## Exercise instructions
Please count the lines below that contain the word "subtitle", and reply with that number alone.

## Provided information
..............................

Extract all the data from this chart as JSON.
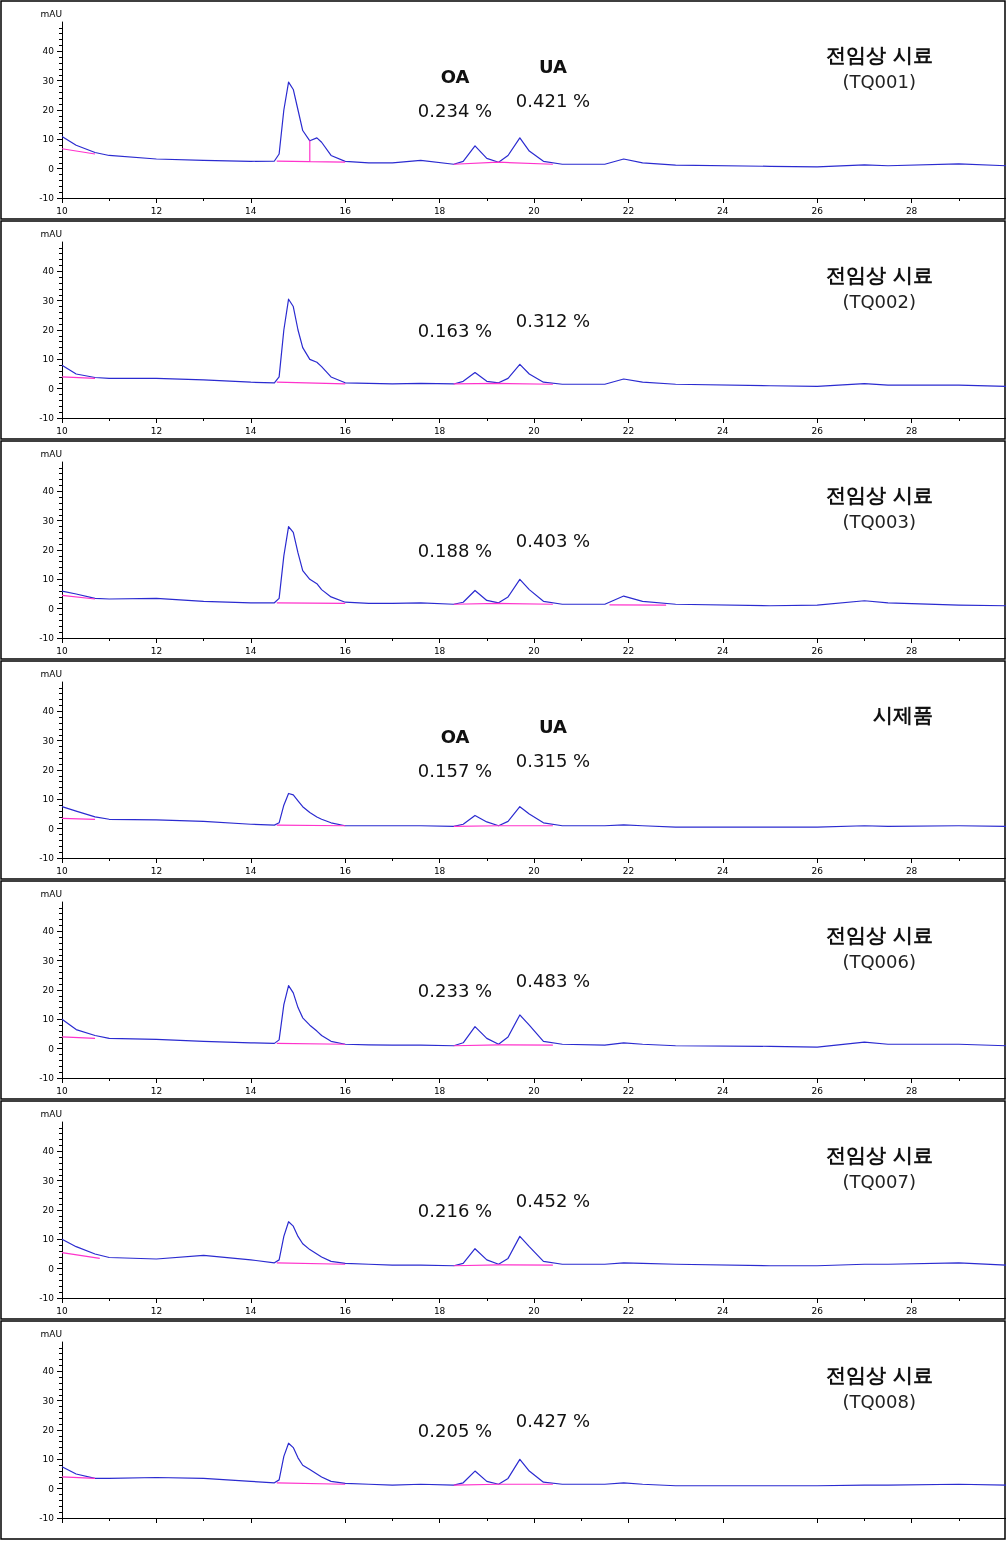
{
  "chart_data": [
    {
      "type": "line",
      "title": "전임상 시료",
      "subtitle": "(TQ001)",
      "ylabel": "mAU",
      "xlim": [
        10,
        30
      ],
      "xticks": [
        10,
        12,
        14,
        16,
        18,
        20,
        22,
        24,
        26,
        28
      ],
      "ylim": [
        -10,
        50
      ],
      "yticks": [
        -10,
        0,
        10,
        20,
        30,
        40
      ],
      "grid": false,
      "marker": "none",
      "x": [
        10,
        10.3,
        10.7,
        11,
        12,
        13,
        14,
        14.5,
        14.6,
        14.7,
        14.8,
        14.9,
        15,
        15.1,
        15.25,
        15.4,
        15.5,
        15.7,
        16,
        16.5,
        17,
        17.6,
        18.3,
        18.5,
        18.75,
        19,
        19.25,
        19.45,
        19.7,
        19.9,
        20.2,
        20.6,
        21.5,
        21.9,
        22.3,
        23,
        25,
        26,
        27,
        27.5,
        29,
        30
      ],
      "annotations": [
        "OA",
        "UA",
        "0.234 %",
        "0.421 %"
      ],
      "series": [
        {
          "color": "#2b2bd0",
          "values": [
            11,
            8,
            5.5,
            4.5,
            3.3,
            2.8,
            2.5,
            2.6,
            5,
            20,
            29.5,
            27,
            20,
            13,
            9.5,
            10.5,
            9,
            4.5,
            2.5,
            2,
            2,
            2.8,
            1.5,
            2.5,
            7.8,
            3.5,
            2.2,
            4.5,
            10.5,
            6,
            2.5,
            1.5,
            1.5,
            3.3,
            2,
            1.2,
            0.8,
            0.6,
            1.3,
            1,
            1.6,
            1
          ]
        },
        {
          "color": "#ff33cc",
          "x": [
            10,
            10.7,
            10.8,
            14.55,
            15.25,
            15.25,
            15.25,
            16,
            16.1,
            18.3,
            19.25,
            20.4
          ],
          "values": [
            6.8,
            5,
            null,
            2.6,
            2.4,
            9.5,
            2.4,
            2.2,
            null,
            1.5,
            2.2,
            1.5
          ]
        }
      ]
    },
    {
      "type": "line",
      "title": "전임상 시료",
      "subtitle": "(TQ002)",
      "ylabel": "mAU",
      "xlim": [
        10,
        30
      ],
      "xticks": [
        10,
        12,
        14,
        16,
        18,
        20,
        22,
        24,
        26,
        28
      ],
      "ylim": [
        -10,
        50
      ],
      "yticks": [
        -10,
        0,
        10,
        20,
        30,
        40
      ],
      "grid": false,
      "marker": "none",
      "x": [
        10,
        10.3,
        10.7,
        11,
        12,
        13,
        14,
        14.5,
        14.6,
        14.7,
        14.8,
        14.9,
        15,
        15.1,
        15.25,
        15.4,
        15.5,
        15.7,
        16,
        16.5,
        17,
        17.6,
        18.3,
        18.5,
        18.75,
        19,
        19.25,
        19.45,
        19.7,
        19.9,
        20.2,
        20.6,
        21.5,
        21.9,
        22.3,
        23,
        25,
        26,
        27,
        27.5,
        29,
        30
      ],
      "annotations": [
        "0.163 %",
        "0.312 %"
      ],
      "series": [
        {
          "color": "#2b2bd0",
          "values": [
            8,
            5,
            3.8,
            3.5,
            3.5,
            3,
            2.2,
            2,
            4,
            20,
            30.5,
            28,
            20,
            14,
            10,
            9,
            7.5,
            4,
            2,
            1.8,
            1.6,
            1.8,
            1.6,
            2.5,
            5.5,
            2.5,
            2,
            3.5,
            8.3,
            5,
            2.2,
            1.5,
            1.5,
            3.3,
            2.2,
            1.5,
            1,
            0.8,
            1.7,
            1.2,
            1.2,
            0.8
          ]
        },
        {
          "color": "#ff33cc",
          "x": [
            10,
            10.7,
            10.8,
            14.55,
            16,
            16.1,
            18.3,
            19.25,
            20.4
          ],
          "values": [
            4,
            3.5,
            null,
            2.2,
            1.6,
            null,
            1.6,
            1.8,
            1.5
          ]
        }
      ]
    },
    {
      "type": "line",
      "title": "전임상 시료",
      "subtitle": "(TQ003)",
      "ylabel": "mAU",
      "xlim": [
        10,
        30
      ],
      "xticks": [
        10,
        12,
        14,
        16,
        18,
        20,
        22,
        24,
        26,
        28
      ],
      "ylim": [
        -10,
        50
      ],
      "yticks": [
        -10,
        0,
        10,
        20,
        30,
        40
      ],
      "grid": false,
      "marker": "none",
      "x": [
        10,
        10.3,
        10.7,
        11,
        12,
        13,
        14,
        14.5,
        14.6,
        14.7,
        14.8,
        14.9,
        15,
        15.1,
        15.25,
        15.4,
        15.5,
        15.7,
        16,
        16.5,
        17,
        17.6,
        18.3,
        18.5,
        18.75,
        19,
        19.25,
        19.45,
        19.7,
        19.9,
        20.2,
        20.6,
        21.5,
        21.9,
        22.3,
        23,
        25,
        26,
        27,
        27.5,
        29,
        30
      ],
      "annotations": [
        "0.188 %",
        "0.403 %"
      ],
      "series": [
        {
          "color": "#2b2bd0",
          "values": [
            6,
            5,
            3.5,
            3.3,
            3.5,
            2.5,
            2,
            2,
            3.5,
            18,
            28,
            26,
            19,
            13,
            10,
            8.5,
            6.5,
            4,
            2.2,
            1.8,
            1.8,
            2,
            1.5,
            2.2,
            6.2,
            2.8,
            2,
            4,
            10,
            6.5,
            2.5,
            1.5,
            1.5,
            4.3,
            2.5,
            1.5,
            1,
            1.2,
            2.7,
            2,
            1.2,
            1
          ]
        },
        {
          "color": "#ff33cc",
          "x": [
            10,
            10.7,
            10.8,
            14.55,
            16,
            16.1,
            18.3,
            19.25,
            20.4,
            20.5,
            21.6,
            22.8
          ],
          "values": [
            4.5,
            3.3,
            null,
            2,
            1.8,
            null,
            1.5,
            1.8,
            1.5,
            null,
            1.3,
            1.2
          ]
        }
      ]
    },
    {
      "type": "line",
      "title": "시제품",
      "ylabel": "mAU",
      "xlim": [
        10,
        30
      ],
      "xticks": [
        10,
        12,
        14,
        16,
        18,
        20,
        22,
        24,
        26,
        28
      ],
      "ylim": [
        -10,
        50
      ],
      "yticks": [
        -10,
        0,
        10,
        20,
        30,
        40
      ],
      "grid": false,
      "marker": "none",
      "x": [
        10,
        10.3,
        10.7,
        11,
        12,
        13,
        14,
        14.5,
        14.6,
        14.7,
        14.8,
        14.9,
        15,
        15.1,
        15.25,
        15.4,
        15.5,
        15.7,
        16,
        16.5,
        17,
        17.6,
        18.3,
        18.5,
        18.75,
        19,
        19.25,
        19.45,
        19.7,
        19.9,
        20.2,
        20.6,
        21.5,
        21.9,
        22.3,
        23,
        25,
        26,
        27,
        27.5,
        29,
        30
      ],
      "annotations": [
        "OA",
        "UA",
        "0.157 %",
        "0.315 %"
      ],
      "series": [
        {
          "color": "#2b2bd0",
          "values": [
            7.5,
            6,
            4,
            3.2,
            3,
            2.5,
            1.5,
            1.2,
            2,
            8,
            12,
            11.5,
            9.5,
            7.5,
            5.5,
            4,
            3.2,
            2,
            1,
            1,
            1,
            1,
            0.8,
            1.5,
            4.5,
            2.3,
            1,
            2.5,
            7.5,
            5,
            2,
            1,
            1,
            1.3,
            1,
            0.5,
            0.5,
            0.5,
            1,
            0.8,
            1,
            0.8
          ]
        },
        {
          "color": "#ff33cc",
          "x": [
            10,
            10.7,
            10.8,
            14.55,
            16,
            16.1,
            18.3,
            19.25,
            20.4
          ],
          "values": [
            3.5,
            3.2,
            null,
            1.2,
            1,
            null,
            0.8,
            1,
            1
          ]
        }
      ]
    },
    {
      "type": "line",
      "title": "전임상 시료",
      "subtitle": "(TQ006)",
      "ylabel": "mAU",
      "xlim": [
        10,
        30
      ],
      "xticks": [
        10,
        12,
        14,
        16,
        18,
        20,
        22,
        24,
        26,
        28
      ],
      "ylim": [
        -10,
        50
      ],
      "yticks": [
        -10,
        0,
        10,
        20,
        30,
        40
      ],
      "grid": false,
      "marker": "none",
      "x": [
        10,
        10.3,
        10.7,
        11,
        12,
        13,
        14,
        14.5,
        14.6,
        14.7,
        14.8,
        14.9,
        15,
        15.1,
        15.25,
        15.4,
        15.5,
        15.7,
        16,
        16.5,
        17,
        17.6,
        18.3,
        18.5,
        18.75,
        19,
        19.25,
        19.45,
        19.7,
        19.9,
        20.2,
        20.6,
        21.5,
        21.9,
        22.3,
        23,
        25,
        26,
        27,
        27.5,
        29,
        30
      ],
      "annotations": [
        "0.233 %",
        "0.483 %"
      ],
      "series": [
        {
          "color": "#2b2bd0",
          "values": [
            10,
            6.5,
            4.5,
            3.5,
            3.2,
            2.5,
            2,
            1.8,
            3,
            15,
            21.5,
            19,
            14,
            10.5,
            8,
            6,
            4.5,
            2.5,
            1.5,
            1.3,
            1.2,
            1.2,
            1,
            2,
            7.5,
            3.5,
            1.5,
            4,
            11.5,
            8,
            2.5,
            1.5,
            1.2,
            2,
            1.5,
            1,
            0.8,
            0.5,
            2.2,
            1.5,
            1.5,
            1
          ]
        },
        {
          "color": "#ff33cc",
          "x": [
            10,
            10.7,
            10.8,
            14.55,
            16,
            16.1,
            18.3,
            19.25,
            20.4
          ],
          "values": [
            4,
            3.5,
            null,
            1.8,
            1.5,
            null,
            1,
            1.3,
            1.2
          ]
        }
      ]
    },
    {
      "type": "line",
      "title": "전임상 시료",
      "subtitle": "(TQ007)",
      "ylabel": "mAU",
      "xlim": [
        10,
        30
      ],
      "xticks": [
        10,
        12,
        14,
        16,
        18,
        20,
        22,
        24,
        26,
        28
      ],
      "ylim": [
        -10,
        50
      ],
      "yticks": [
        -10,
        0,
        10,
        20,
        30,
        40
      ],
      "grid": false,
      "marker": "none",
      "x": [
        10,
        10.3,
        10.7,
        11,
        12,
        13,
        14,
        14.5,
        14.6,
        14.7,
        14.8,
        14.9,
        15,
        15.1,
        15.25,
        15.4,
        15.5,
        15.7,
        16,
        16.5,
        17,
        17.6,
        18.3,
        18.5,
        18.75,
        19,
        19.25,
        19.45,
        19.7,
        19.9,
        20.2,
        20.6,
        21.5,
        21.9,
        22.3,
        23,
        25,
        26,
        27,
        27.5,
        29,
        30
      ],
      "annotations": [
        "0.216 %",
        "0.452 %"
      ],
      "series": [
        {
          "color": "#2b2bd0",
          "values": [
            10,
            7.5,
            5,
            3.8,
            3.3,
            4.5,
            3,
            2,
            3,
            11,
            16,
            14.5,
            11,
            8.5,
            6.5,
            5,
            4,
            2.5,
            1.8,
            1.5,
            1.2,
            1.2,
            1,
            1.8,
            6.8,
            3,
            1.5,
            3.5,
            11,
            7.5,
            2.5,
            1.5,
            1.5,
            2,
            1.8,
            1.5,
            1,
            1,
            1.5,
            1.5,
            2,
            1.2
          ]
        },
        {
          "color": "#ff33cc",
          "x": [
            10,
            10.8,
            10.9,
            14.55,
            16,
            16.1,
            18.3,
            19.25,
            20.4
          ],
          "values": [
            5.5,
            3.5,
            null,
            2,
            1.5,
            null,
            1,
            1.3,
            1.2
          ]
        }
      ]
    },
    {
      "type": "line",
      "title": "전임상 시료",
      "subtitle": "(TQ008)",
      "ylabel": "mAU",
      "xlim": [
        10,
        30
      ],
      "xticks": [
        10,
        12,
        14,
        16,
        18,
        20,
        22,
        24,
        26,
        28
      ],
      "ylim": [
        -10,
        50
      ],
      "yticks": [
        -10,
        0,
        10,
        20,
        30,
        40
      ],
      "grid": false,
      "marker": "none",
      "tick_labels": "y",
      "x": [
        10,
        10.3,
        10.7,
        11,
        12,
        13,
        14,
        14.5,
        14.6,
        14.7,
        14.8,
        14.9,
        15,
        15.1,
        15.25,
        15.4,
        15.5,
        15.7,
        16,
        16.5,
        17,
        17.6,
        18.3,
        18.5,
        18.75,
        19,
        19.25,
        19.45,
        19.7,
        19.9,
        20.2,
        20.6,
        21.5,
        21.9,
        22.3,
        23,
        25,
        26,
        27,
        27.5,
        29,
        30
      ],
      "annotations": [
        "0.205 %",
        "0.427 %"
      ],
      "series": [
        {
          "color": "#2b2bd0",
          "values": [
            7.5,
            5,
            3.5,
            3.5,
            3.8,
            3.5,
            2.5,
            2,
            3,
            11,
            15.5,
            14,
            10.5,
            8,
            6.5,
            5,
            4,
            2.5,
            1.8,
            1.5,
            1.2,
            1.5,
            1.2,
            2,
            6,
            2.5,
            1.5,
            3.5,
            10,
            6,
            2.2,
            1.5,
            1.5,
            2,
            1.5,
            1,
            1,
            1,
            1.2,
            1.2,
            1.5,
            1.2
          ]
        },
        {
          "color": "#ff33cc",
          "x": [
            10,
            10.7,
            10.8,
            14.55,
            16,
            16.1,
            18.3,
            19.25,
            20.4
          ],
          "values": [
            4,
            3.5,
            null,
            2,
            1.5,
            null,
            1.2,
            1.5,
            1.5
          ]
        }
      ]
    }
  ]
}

..............................

## Answer to the exercise
6